─── Excerpted data

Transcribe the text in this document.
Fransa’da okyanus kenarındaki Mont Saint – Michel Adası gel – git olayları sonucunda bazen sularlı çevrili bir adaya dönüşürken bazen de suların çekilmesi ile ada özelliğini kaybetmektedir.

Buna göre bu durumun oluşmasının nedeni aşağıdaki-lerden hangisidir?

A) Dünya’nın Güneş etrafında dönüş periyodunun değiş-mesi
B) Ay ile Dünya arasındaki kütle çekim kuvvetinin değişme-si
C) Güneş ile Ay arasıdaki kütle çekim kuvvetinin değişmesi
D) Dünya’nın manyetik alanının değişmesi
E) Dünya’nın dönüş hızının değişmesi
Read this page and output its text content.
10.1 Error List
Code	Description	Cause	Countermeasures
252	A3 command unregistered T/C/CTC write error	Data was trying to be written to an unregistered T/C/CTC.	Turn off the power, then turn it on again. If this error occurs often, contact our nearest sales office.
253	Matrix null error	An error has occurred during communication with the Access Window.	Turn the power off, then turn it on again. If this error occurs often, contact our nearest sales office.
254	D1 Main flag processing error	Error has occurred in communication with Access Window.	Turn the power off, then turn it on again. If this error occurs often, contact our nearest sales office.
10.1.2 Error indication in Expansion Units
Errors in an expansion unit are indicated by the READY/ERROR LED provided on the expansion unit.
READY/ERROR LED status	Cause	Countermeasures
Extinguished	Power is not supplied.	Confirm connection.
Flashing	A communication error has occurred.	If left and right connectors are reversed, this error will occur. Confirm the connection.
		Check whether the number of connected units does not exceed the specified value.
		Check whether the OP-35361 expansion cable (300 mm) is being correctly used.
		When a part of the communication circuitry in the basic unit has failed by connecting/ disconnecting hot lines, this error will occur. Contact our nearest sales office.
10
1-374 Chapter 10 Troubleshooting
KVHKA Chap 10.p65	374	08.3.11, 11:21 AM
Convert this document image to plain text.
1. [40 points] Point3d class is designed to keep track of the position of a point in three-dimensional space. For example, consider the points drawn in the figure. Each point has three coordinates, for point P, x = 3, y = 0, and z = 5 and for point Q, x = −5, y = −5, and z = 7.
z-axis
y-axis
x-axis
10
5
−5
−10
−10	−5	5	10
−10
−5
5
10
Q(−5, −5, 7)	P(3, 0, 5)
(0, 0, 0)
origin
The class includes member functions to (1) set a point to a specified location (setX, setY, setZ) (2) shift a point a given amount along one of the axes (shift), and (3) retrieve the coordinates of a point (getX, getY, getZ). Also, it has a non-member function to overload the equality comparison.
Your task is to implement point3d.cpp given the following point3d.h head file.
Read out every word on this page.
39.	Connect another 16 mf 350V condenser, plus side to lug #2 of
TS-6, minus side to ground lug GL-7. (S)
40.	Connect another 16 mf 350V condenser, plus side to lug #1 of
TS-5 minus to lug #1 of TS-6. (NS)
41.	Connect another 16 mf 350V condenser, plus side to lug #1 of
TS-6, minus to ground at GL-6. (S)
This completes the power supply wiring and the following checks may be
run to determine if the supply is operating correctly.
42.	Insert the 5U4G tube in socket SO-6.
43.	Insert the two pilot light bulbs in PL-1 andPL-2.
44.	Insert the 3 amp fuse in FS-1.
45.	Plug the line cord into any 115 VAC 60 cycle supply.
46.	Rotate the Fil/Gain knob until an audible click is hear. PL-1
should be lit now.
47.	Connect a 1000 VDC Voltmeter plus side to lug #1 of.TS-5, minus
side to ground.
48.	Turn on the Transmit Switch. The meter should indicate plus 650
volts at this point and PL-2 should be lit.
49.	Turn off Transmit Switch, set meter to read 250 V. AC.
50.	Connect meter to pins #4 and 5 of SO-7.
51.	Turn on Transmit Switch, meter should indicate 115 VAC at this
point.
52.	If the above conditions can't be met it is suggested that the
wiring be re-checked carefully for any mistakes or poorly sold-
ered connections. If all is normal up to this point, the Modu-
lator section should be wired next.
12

──────

#### Short exercise
Copy each line of the data exactly, leaving nothing out.

#### Written reply
Transcribe the text in this document.
Fransa’da okyanus kenarındaki Mont Saint – Michel Adası gel – git olayları sonucunda bazen sularlı çevrili bir adaya dönüşürken bazen de suların çekilmesi ile ada özelliğini kaybetmektedir.

Buna göre bu durumun oluşmasının nedeni aşağıdaki-lerden hangisidir?

A) Dünya’nın Güneş etrafında dönüş periyodunun değiş-mesi
B) Ay ile Dünya arasındaki kütle çekim kuvvetinin değişme-si
C) Güneş ile Ay arasıdaki kütle çekim kuvvetinin değişmesi
D) Dünya’nın manyetik alanının değişmesi
E) Dünya’nın dönüş hızının değişmesi
Read this page and output its text content.
10.1 Error List
Code	Description	Cause	Countermeasures
252	A3 command unregistered T/C/CTC write error	Data was trying to be written to an unregistered T/C/CTC.	Turn off the power, then turn it on again. If this error occurs often, contact our nearest sales office.
253	Matrix null error	An error has occurred during communication with the Access Window.	Turn the power off, then turn it on again. If this error occurs often, contact our nearest sales office.
254	D1 Main flag processing error	Error has occurred in communication with Access Window.	Turn the power off, then turn it on again. If this error occurs often, contact our nearest sales office.
10.1.2 Error indication in Expansion Units
Errors in an expansion unit are indicated by the READY/ERROR LED provided on the expansion unit.
READY/ERROR LED status	Cause	Countermeasures
Extinguished	Power is not supplied.	Confirm connection.
Flashing	A communication error has occurred.	If left and right connectors are reversed, this error will occur. Confirm the connection.
		Check whether the number of connected units does not exceed the specified value.
		Check whether the OP-35361 expansion cable (300 mm) is being correctly used.
		When a part of the communication circuitry in the basic unit has failed by connecting/ disconnecting hot lines, this error will occur. Contact our nearest sales office.
10
1-374 Chapter 10 Troubleshooting
KVHKA Chap 10.p65	374	08.3.11, 11:21 AM
Convert this document image to plain text.
1. [40 points] Point3d class is designed to keep track of the position of a point in three-dimensional space. For example, consider the points drawn in the figure. Each point has three coordinates, for point P, x = 3, y = 0, and z = 5 and for point Q, x = −5, y = −5, and z = 7.
z-axis
y-axis
x-axis
10
5
−5
−10
−10	−5	5	10
−10
−5
5
10
Q(−5, −5, 7)	P(3, 0, 5)
(0, 0, 0)
origin
The class includes member functions to (1) set a point to a specified location (setX, setY, setZ) (2) shift a point a given amount along one of the axes (shift), and (3) retrieve the coordinates of a point (getX, getY, getZ). Also, it has a non-member function to overload the equality comparison.
Your task is to implement point3d.cpp given the following point3d.h head file.
Read out every word on this page.
39.	Connect another 16 mf 350V condenser, plus side to lug #2 of
TS-6, minus side to ground lug GL-7. (S)
40.	Connect another 16 mf 350V condenser, plus side to lug #1 of
TS-5 minus to lug #1 of TS-6. (NS)
41.	Connect another 16 mf 350V condenser, plus side to lug #1 of
TS-6, minus to ground at GL-6. (S)
This completes the power supply wiring and the following checks may be
run to determine if the supply is operating correctly.
42.	Insert the 5U4G tube in socket SO-6.
43.	Insert the two pilot light bulbs in PL-1 andPL-2.
44.	Insert the 3 amp fuse in FS-1.
45.	Plug the line cord into any 115 VAC 60 cycle supply.
46.	Rotate the Fil/Gain knob until an audible click is hear. PL-1
should be lit now.
47.	Connect a 1000 VDC Voltmeter plus side to lug #1 of.TS-5, minus
side to ground.
48.	Turn on the Transmit Switch. The meter should indicate plus 650
volts at this point and PL-2 should be lit.
49.	Turn off Transmit Switch, set meter to read 250 V. AC.
50.	Connect meter to pins #4 and 5 of SO-7.
51.	Turn on Transmit Switch, meter should indicate 115 VAC at this
point.
52.	If the above conditions can't be met it is suggested that the
wiring be re-checked carefully for any mistakes or poorly sold-
ered connections. If all is normal up to this point, the Modu-
lator section should be wired next.
12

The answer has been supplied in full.